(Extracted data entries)
════
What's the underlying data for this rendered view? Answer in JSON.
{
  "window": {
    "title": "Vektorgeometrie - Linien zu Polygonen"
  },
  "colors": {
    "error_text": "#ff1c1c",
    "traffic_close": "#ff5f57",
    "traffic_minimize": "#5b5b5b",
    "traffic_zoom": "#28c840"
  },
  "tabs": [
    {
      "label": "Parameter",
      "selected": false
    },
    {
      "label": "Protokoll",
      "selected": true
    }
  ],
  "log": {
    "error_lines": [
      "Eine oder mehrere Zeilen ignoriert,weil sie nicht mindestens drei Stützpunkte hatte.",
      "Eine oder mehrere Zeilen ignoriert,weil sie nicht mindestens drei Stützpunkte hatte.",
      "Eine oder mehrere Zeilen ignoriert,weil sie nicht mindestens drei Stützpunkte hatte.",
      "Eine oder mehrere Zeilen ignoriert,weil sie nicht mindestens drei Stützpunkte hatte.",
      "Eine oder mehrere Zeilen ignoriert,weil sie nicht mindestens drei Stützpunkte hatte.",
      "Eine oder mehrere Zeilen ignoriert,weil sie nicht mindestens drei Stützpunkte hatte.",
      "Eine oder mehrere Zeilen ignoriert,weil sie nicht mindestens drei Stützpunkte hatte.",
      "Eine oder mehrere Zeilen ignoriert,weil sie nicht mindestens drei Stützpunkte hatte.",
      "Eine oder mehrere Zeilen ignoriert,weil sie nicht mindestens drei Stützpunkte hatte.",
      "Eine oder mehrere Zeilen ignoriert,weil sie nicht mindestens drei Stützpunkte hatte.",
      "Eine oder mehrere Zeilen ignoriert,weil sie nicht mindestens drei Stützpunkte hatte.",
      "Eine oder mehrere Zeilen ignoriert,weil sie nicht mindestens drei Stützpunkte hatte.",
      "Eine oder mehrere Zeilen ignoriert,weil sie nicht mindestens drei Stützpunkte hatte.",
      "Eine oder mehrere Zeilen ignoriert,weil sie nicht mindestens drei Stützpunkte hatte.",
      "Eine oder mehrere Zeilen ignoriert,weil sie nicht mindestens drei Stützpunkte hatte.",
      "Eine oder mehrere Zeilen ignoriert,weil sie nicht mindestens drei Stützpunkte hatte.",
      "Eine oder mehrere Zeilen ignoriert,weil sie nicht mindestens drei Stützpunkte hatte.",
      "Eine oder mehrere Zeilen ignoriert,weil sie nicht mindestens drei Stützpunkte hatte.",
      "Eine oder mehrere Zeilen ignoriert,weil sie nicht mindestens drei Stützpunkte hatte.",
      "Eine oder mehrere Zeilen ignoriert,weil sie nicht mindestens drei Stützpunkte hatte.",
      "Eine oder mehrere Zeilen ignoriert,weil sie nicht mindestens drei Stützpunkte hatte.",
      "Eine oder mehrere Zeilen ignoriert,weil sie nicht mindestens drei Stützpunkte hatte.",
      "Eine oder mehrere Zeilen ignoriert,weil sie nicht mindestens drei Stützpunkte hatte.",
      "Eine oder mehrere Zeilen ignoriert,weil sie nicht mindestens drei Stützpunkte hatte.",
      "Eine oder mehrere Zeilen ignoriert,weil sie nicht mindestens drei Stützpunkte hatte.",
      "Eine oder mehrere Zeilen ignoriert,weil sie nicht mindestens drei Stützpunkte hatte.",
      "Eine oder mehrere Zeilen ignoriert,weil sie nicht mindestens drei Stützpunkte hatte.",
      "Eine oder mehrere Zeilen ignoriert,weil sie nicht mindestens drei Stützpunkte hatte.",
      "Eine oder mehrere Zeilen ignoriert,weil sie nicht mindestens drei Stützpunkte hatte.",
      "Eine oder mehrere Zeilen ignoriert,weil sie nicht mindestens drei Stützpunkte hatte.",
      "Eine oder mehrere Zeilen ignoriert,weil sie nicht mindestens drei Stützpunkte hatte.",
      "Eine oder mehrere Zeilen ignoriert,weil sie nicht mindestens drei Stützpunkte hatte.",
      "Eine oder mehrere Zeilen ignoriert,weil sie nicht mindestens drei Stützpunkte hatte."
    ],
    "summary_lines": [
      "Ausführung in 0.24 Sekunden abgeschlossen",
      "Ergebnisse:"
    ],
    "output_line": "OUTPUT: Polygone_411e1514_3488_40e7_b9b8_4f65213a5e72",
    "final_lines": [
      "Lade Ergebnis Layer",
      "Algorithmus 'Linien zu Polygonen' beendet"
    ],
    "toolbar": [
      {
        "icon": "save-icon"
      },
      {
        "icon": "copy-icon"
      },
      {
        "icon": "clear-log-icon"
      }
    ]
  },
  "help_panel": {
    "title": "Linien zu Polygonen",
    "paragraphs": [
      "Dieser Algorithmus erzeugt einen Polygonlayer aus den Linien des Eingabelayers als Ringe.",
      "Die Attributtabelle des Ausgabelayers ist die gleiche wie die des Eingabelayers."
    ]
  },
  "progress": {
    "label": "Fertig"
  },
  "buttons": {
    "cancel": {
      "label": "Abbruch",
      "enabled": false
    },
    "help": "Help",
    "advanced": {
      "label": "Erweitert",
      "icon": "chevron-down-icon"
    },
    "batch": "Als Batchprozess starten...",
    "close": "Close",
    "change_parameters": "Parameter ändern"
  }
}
════
=== EXERCISE TASK ===
Write out all the lines again, exactly as they are.

=== OUTPUT FOR THIS TASK ===
What's the underlying data for this rendered view? Answer in JSON.
{
  "window": {
    "title": "Vektorgeometrie - Linien zu Polygonen"
  },
  "colors": {
    "error_text": "#ff1c1c",
    "traffic_close": "#ff5f57",
    "traffic_minimize": "#5b5b5b",
    "traffic_zoom": "#28c840"
  },
  "tabs": [
    {
      "label": "Parameter",
      "selected": false
    },
    {
      "label": "Protokoll",
      "selected": true
    }
  ],
  "log": {
    "error_lines": [
      "Eine oder mehrere Zeilen ignoriert,weil sie nicht mindestens drei Stützpunkte hatte.",
      "Eine oder mehrere Zeilen ignoriert,weil sie nicht mindestens drei Stützpunkte hatte.",
      "Eine oder mehrere Zeilen ignoriert,weil sie nicht mindestens drei Stützpunkte hatte.",
      "Eine oder mehrere Zeilen ignoriert,weil sie nicht mindestens drei Stützpunkte hatte.",
      "Eine oder mehrere Zeilen ignoriert,weil sie nicht mindestens drei Stützpunkte hatte.",
      "Eine oder mehrere Zeilen ignoriert,weil sie nicht mindestens drei Stützpunkte hatte.",
      "Eine oder mehrere Zeilen ignoriert,weil sie nicht mindestens drei Stützpunkte hatte.",
      "Eine oder mehrere Zeilen ignoriert,weil sie nicht mindestens drei Stützpunkte hatte.",
      "Eine oder mehrere Zeilen ignoriert,weil sie nicht mindestens drei Stützpunkte hatte.",
      "Eine oder mehrere Zeilen ignoriert,weil sie nicht mindestens drei Stützpunkte hatte.",
      "Eine oder mehrere Zeilen ignoriert,weil sie nicht mindestens drei Stützpunkte hatte.",
      "Eine oder mehrere Zeilen ignoriert,weil sie nicht mindestens drei Stützpunkte hatte.",
      "Eine oder mehrere Zeilen ignoriert,weil sie nicht mindestens drei Stützpunkte hatte.",
      "Eine oder mehrere Zeilen ignoriert,weil sie nicht mindestens drei Stützpunkte hatte.",
      "Eine oder mehrere Zeilen ignoriert,weil sie nicht mindestens drei Stützpunkte hatte.",
      "Eine oder mehrere Zeilen ignoriert,weil sie nicht mindestens drei Stützpunkte hatte.",
      "Eine oder mehrere Zeilen ignoriert,weil sie nicht mindestens drei Stützpunkte hatte.",
      "Eine oder mehrere Zeilen ignoriert,weil sie nicht mindestens drei Stützpunkte hatte.",
      "Eine oder mehrere Zeilen ignoriert,weil sie nicht mindestens drei Stützpunkte hatte.",
      "Eine oder mehrere Zeilen ignoriert,weil sie nicht mindestens drei Stützpunkte hatte.",
      "Eine oder mehrere Zeilen ignoriert,weil sie nicht mindestens drei Stützpunkte hatte.",
      "Eine oder mehrere Zeilen ignoriert,weil sie nicht mindestens drei Stützpunkte hatte.",
      "Eine oder mehrere Zeilen ignoriert,weil sie nicht mindestens drei Stützpunkte hatte.",
      "Eine oder mehrere Zeilen ignoriert,weil sie nicht mindestens drei Stützpunkte hatte.",
      "Eine oder mehrere Zeilen ignoriert,weil sie nicht mindestens drei Stützpunkte hatte.",
      "Eine oder mehrere Zeilen ignoriert,weil sie nicht mindestens drei Stützpunkte hatte.",
      "Eine oder mehrere Zeilen ignoriert,weil sie nicht mindestens drei Stützpunkte hatte.",
      "Eine oder mehrere Zeilen ignoriert,weil sie nicht mindestens drei Stützpunkte hatte.",
      "Eine oder mehrere Zeilen ignoriert,weil sie nicht mindestens drei Stützpunkte hatte.",
      "Eine oder mehrere Zeilen ignoriert,weil sie nicht mindestens drei Stützpunkte hatte.",
      "Eine oder mehrere Zeilen ignoriert,weil sie nicht mindestens drei Stützpunkte hatte.",
      "Eine oder mehrere Zeilen ignoriert,weil sie nicht mindestens drei Stützpunkte hatte.",
      "Eine oder mehrere Zeilen ignoriert,weil sie nicht mindestens drei Stützpunkte hatte."
    ],
    "summary_lines": [
      "Ausführung in 0.24 Sekunden abgeschlossen",
      "Ergebnisse:"
    ],
    "output_line": "OUTPUT: Polygone_411e1514_3488_40e7_b9b8_4f65213a5e72",
    "final_lines": [
      "Lade Ergebnis Layer",
      "Algorithmus 'Linien zu Polygonen' beendet"
    ],
    "toolbar": [
      {
        "icon": "save-icon"
      },
      {
        "icon": "copy-icon"
      },
      {
        "icon": "clear-log-icon"
      }
    ]
  },
  "help_panel": {
    "title": "Linien zu Polygonen",
    "paragraphs": [
      "Dieser Algorithmus erzeugt einen Polygonlayer aus den Linien des Eingabelayers als Ringe.",
      "Die Attributtabelle des Ausgabelayers ist die gleiche wie die des Eingabelayers."
    ]
  },
  "progress": {
    "label": "Fertig"
  },
  "buttons": {
    "cancel": {
      "label": "Abbruch",
      "enabled": false
    },
    "help": "Help",
    "advanced": {
      "label": "Erweitert",
      "icon": "chevron-down-icon"
    },
    "batch": "Als Batchprozess starten...",
    "close": "Close",
    "change_parameters": "Parameter ändern"
  }
}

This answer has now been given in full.